◆ Given exercise: Take down each entry exactly as written.

◆ Materials provided:
* start *

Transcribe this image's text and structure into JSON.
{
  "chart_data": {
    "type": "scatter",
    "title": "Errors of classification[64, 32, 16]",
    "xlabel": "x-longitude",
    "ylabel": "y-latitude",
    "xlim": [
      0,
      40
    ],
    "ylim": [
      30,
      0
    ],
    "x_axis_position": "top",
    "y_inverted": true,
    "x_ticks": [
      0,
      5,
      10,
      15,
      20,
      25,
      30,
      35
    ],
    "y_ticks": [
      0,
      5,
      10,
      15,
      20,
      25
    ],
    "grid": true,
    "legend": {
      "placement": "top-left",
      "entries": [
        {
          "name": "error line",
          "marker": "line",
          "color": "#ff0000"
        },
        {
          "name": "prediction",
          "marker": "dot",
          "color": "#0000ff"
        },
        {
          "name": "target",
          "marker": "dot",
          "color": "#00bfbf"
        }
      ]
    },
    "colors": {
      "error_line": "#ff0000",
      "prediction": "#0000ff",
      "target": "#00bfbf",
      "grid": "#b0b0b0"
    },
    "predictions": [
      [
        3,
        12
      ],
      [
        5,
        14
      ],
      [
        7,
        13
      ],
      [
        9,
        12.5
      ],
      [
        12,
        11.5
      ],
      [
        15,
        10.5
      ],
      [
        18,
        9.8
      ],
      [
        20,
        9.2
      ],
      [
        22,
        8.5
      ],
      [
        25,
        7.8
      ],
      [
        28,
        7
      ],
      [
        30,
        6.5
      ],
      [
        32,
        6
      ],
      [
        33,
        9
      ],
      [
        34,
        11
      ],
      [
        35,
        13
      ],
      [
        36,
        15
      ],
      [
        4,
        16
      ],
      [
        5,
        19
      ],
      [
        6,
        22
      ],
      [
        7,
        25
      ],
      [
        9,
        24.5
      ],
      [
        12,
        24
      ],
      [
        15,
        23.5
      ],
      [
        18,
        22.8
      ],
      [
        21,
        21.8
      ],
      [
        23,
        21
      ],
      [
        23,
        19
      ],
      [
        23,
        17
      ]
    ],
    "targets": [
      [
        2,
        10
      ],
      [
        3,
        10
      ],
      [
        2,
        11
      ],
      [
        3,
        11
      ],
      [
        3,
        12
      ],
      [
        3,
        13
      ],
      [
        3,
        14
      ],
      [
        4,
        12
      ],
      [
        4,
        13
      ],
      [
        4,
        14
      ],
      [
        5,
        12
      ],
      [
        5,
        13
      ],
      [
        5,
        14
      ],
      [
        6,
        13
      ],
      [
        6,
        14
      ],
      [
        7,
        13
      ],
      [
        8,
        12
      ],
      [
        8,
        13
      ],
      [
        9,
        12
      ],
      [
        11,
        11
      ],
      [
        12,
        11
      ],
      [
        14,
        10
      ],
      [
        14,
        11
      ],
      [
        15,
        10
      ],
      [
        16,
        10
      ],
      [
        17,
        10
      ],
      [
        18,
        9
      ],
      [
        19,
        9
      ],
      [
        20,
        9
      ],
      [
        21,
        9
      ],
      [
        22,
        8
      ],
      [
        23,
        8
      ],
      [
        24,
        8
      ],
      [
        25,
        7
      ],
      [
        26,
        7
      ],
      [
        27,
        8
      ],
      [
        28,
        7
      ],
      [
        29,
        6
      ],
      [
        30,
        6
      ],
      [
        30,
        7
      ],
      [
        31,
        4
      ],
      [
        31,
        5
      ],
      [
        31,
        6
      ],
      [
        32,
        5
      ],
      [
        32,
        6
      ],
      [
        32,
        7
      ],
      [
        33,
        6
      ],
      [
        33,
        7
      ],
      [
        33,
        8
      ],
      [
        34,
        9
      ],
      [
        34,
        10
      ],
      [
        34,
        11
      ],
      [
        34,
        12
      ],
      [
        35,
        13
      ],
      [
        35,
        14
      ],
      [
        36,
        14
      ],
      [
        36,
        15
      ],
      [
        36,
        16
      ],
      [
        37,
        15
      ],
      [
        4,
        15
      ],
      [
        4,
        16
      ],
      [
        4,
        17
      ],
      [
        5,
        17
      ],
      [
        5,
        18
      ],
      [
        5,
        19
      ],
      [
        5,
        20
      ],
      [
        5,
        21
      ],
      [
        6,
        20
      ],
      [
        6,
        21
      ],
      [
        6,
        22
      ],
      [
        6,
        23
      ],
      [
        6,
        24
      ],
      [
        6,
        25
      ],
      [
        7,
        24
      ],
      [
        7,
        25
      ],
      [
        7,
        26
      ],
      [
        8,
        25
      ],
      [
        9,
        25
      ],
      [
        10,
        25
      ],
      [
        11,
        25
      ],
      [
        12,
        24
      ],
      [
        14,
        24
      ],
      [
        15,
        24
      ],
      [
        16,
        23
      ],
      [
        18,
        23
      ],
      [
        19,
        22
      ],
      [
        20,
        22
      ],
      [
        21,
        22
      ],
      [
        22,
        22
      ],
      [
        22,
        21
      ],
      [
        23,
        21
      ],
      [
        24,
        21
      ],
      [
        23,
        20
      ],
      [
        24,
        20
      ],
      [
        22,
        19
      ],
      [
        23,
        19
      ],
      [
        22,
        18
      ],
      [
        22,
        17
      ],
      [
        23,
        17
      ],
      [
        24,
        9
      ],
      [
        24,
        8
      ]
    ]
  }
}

* end *

◆ Completed exercise:
Transcribe this image's text and structure into JSON.
{
  "chart_data": {
    "type": "scatter",
    "title": "Errors of classification[64, 32, 16]",
    "xlabel": "x-longitude",
    "ylabel": "y-latitude",
    "xlim": [
      0,
      40
    ],
    "ylim": [
      30,
      0
    ],
    "x_axis_position": "top",
    "y_inverted": true,
    "x_ticks": [
      0,
      5,
      10,
      15,
      20,
      25,
      30,
      35
    ],
    "y_ticks": [
      0,
      5,
      10,
      15,
      20,
      25
    ],
    "grid": true,
    "legend": {
      "placement": "top-left",
      "entries": [
        {
          "name": "error line",
          "marker": "line",
          "color": "#ff0000"
        },
        {
          "name": "prediction",
          "marker": "dot",
          "color": "#0000ff"
        },
        {
          "name": "target",
          "marker": "dot",
          "color": "#00bfbf"
        }
      ]
    },
    "colors": {
      "error_line": "#ff0000",
      "prediction": "#0000ff",
      "target": "#00bfbf",
      "grid": "#b0b0b0"
    },
    "predictions": [
      [
        3,
        12
      ],
      [
        5,
        14
      ],
      [
        7,
        13
      ],
      [
        9,
        12.5
      ],
      [
        12,
        11.5
      ],
      [
        15,
        10.5
      ],
      [
        18,
        9.8
      ],
      [
        20,
        9.2
      ],
      [
        22,
        8.5
      ],
      [
        25,
        7.8
      ],
      [
        28,
        7
      ],
      [
        30,
        6.5
      ],
      [
        32,
        6
      ],
      [
        33,
        9
      ],
      [
        34,
        11
      ],
      [
        35,
        13
      ],
      [
        36,
        15
      ],
      [
        4,
        16
      ],
      [
        5,
        19
      ],
      [
        6,
        22
      ],
      [
        7,
        25
      ],
      [
        9,
        24.5
      ],
      [
        12,
        24
      ],
      [
        15,
        23.5
      ],
      [
        18,
        22.8
      ],
      [
        21,
        21.8
      ],
      [
        23,
        21
      ],
      [
        23,
        19
      ],
      [
        23,
        17
      ]
    ],
    "targets": [
      [
        2,
        10
      ],
      [
        3,
        10
      ],
      [
        2,
        11
      ],
      [
        3,
        11
      ],
      [
        3,
        12
      ],
      [
        3,
        13
      ],
      [
        3,
        14
      ],
      [
        4,
        12
      ],
      [
        4,
        13
      ],
      [
        4,
        14
      ],
      [
        5,
        12
      ],
      [
        5,
        13
      ],
      [
        5,
        14
      ],
      [
        6,
        13
      ],
      [
        6,
        14
      ],
      [
        7,
        13
      ],
      [
        8,
        12
      ],
      [
        8,
        13
      ],
      [
        9,
        12
      ],
      [
        11,
        11
      ],
      [
        12,
        11
      ],
      [
        14,
        10
      ],
      [
        14,
        11
      ],
      [
        15,
        10
      ],
      [
        16,
        10
      ],
      [
        17,
        10
      ],
      [
        18,
        9
      ],
      [
        19,
        9
      ],
      [
        20,
        9
      ],
      [
        21,
        9
      ],
      [
        22,
        8
      ],
      [
        23,
        8
      ],
      [
        24,
        8
      ],
      [
        25,
        7
      ],
      [
        26,
        7
      ],
      [
        27,
        8
      ],
      [
        28,
        7
      ],
      [
        29,
        6
      ],
      [
        30,
        6
      ],
      [
        30,
        7
      ],
      [
        31,
        4
      ],
      [
        31,
        5
      ],
      [
        31,
        6
      ],
      [
        32,
        5
      ],
      [
        32,
        6
      ],
      [
        32,
        7
      ],
      [
        33,
        6
      ],
      [
        33,
        7
      ],
      [
        33,
        8
      ],
      [
        34,
        9
      ],
      [
        34,
        10
      ],
      [
        34,
        11
      ],
      [
        34,
        12
      ],
      [
        35,
        13
      ],
      [
        35,
        14
      ],
      [
        36,
        14
      ],
      [
        36,
        15
      ],
      [
        36,
        16
      ],
      [
        37,
        15
      ],
      [
        4,
        15
      ],
      [
        4,
        16
      ],
      [
        4,
        17
      ],
      [
        5,
        17
      ],
      [
        5,
        18
      ],
      [
        5,
        19
      ],
      [
        5,
        20
      ],
      [
        5,
        21
      ],
      [
        6,
        20
      ],
      [
        6,
        21
      ],
      [
        6,
        22
      ],
      [
        6,
        23
      ],
      [
        6,
        24
      ],
      [
        6,
        25
      ],
      [
        7,
        24
      ],
      [
        7,
        25
      ],
      [
        7,
        26
      ],
      [
        8,
        25
      ],
      [
        9,
        25
      ],
      [
        10,
        25
      ],
      [
        11,
        25
      ],
      [
        12,
        24
      ],
      [
        14,
        24
      ],
      [
        15,
        24
      ],
      [
        16,
        23
      ],
      [
        18,
        23
      ],
      [
        19,
        22
      ],
      [
        20,
        22
      ],
      [
        21,
        22
      ],
      [
        22,
        22
      ],
      [
        22,
        21
      ],
      [
        23,
        21
      ],
      [
        24,
        21
      ],
      [
        23,
        20
      ],
      [
        24,
        20
      ],
      [
        22,
        19
      ],
      [
        23,
        19
      ],
      [
        22,
        18
      ],
      [
        22,
        17
      ],
      [
        23,
        17
      ],
      [
        24,
        9
      ],
      [
        24,
        8
      ]
    ]
  }
}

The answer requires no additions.